WHAT YOU WILL DO -> Rewrite the lines below, substituting "tick-box" for every occurrence of "checkbox-box" and leaving everything else unchanged.

(Region annotation records)
----------
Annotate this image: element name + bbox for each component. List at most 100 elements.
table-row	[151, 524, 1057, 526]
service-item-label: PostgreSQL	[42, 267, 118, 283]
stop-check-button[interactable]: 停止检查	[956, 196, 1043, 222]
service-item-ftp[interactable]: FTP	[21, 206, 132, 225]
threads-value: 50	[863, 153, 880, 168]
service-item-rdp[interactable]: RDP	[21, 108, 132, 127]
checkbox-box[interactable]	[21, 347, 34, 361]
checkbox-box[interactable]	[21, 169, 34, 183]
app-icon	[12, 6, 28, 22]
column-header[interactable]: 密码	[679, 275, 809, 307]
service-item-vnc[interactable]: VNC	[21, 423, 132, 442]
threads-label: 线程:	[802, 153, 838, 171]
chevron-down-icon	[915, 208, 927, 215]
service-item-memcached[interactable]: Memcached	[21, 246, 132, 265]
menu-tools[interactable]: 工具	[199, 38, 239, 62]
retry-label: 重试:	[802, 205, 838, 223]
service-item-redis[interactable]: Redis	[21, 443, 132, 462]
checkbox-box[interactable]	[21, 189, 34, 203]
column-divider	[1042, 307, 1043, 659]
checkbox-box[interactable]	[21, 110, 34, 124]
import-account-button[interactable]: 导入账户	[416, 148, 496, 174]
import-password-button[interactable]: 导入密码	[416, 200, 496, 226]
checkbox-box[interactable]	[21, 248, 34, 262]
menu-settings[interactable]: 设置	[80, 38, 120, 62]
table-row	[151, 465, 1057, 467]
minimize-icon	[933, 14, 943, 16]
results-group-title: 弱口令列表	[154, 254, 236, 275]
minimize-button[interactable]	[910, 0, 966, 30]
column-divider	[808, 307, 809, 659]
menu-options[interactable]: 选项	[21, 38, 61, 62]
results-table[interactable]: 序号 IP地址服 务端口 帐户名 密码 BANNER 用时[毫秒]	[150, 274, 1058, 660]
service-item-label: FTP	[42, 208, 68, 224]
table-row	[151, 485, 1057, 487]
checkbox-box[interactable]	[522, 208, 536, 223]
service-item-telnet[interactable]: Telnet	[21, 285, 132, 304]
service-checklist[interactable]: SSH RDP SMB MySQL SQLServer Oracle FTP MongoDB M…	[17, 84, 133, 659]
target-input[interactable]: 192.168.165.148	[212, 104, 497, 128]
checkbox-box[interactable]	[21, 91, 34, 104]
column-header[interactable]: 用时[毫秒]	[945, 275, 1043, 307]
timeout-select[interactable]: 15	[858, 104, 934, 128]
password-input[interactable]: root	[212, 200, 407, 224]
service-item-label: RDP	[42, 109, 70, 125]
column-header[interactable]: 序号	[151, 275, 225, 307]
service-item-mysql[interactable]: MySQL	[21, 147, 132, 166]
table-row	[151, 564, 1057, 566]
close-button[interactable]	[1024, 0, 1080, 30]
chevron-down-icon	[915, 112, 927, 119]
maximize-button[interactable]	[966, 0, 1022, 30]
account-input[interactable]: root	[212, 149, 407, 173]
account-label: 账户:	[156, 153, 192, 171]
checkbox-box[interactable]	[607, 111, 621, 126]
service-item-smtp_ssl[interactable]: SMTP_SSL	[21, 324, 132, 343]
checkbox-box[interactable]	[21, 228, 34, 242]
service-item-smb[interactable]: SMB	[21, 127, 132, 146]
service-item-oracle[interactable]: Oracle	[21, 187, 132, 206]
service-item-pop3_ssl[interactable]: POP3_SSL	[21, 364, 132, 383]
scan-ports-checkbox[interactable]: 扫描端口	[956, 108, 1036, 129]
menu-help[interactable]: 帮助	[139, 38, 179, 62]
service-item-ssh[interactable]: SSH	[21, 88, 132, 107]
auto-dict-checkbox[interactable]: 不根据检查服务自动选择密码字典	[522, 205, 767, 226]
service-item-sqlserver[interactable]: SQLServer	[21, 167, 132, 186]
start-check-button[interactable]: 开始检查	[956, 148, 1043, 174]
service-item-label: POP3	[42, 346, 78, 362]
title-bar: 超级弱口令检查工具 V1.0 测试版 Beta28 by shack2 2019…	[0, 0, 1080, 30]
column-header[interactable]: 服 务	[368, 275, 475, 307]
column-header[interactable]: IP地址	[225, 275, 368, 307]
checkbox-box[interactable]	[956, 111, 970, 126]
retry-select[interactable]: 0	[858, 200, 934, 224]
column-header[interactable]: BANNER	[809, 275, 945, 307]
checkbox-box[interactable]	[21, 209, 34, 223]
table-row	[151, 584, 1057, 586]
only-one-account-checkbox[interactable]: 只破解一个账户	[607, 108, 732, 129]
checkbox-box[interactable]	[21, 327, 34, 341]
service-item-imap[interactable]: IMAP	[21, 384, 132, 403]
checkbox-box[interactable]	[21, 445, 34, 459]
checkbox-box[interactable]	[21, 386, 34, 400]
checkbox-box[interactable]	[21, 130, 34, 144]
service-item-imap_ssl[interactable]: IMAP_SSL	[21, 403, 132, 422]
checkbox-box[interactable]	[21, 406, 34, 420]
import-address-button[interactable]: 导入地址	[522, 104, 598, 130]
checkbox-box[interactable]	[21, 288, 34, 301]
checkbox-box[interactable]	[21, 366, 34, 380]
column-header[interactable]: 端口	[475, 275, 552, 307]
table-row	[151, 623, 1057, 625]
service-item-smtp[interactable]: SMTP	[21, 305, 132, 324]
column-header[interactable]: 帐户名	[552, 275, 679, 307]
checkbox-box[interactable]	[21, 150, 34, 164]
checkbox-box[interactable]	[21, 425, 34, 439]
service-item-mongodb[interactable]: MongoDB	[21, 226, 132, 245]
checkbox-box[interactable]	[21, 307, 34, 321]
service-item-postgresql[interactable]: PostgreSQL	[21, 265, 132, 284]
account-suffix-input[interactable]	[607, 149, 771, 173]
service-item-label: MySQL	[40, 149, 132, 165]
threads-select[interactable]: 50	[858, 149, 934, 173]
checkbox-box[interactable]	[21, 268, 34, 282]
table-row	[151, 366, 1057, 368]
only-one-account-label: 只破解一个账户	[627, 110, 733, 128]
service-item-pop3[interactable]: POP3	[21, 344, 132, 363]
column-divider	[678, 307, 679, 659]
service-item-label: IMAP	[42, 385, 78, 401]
----------
OUTPUT ->
Annotate this image: element name + bbox for each component. List at most 100 elements.
table-row	[151, 524, 1057, 526]
service-item-label: PostgreSQL	[42, 267, 118, 283]
stop-check-button[interactable]: 停止检查	[956, 196, 1043, 222]
service-item-ftp[interactable]: FTP	[21, 206, 132, 225]
threads-value: 50	[863, 153, 880, 168]
service-item-rdp[interactable]: RDP	[21, 108, 132, 127]
tick-box[interactable]	[21, 347, 34, 361]
tick-box[interactable]	[21, 169, 34, 183]
app-icon	[12, 6, 28, 22]
column-header[interactable]: 密码	[679, 275, 809, 307]
service-item-vnc[interactable]: VNC	[21, 423, 132, 442]
threads-label: 线程:	[802, 153, 838, 171]
chevron-down-icon	[915, 208, 927, 215]
service-item-memcached[interactable]: Memcached	[21, 246, 132, 265]
menu-tools[interactable]: 工具	[199, 38, 239, 62]
retry-label: 重试:	[802, 205, 838, 223]
service-item-redis[interactable]: Redis	[21, 443, 132, 462]
tick-box[interactable]	[21, 189, 34, 203]
column-divider	[1042, 307, 1043, 659]
tick-box[interactable]	[21, 110, 34, 124]
import-account-button[interactable]: 导入账户	[416, 148, 496, 174]
import-password-button[interactable]: 导入密码	[416, 200, 496, 226]
tick-box[interactable]	[21, 248, 34, 262]
menu-settings[interactable]: 设置	[80, 38, 120, 62]
table-row	[151, 465, 1057, 467]
minimize-icon	[933, 14, 943, 16]
results-group-title: 弱口令列表	[154, 254, 236, 275]
minimize-button[interactable]	[910, 0, 966, 30]
column-divider	[808, 307, 809, 659]
menu-options[interactable]: 选项	[21, 38, 61, 62]
results-table[interactable]: 序号 IP地址服 务端口 帐户名 密码 BANNER 用时[毫秒]	[150, 274, 1058, 660]
service-item-label: FTP	[42, 208, 68, 224]
table-row	[151, 485, 1057, 487]
tick-box[interactable]	[522, 208, 536, 223]
service-item-telnet[interactable]: Telnet	[21, 285, 132, 304]
service-checklist[interactable]: SSH RDP SMB MySQL SQLServer Oracle FTP MongoDB M…	[17, 84, 133, 659]
target-input[interactable]: 192.168.165.148	[212, 104, 497, 128]
tick-box[interactable]	[21, 91, 34, 104]
column-header[interactable]: 用时[毫秒]	[945, 275, 1043, 307]
timeout-select[interactable]: 15	[858, 104, 934, 128]
password-input[interactable]: root	[212, 200, 407, 224]
service-item-label: RDP	[42, 109, 70, 125]
column-header[interactable]: 序号	[151, 275, 225, 307]
service-item-mysql[interactable]: MySQL	[21, 147, 132, 166]
table-row	[151, 564, 1057, 566]
close-button[interactable]	[1024, 0, 1080, 30]
chevron-down-icon	[915, 112, 927, 119]
maximize-button[interactable]	[966, 0, 1022, 30]
account-input[interactable]: root	[212, 149, 407, 173]
account-label: 账户:	[156, 153, 192, 171]
tick-box[interactable]	[607, 111, 621, 126]
service-item-smtp_ssl[interactable]: SMTP_SSL	[21, 324, 132, 343]
tick-box[interactable]	[21, 228, 34, 242]
service-item-smb[interactable]: SMB	[21, 127, 132, 146]
service-item-oracle[interactable]: Oracle	[21, 187, 132, 206]
service-item-pop3_ssl[interactable]: POP3_SSL	[21, 364, 132, 383]
scan-ports-checkbox[interactable]: 扫描端口	[956, 108, 1036, 129]
menu-help[interactable]: 帮助	[139, 38, 179, 62]
service-item-ssh[interactable]: SSH	[21, 88, 132, 107]
auto-dict-checkbox[interactable]: 不根据检查服务自动选择密码字典	[522, 205, 767, 226]
service-item-sqlserver[interactable]: SQLServer	[21, 167, 132, 186]
start-check-button[interactable]: 开始检查	[956, 148, 1043, 174]
service-item-label: POP3	[42, 346, 78, 362]
title-bar: 超级弱口令检查工具 V1.0 测试版 Beta28 by shack2 2019…	[0, 0, 1080, 30]
column-header[interactable]: 服 务	[368, 275, 475, 307]
column-header[interactable]: IP地址	[225, 275, 368, 307]
tick-box[interactable]	[956, 111, 970, 126]
retry-select[interactable]: 0	[858, 200, 934, 224]
column-header[interactable]: BANNER	[809, 275, 945, 307]
tick-box[interactable]	[21, 209, 34, 223]
table-row	[151, 584, 1057, 586]
only-one-account-checkbox[interactable]: 只破解一个账户	[607, 108, 732, 129]
tick-box[interactable]	[21, 327, 34, 341]
service-item-imap[interactable]: IMAP	[21, 384, 132, 403]
tick-box[interactable]	[21, 445, 34, 459]
tick-box[interactable]	[21, 386, 34, 400]
tick-box[interactable]	[21, 130, 34, 144]
service-item-imap_ssl[interactable]: IMAP_SSL	[21, 403, 132, 422]
tick-box[interactable]	[21, 406, 34, 420]
import-address-button[interactable]: 导入地址	[522, 104, 598, 130]
tick-box[interactable]	[21, 288, 34, 301]
tick-box[interactable]	[21, 366, 34, 380]
column-header[interactable]: 端口	[475, 275, 552, 307]
table-row	[151, 623, 1057, 625]
service-item-smtp[interactable]: SMTP	[21, 305, 132, 324]
column-header[interactable]: 帐户名	[552, 275, 679, 307]
tick-box[interactable]	[21, 150, 34, 164]
tick-box[interactable]	[21, 425, 34, 439]
service-item-mongodb[interactable]: MongoDB	[21, 226, 132, 245]
tick-box[interactable]	[21, 307, 34, 321]
service-item-postgresql[interactable]: PostgreSQL	[21, 265, 132, 284]
account-suffix-input[interactable]	[607, 149, 771, 173]
service-item-label: MySQL	[40, 149, 132, 165]
threads-select[interactable]: 50	[858, 149, 934, 173]
tick-box[interactable]	[21, 268, 34, 282]
table-row	[151, 366, 1057, 368]
only-one-account-label: 只破解一个账户	[627, 110, 733, 128]
service-item-pop3[interactable]: POP3	[21, 344, 132, 363]
column-divider	[678, 307, 679, 659]
service-item-label: IMAP	[42, 385, 78, 401]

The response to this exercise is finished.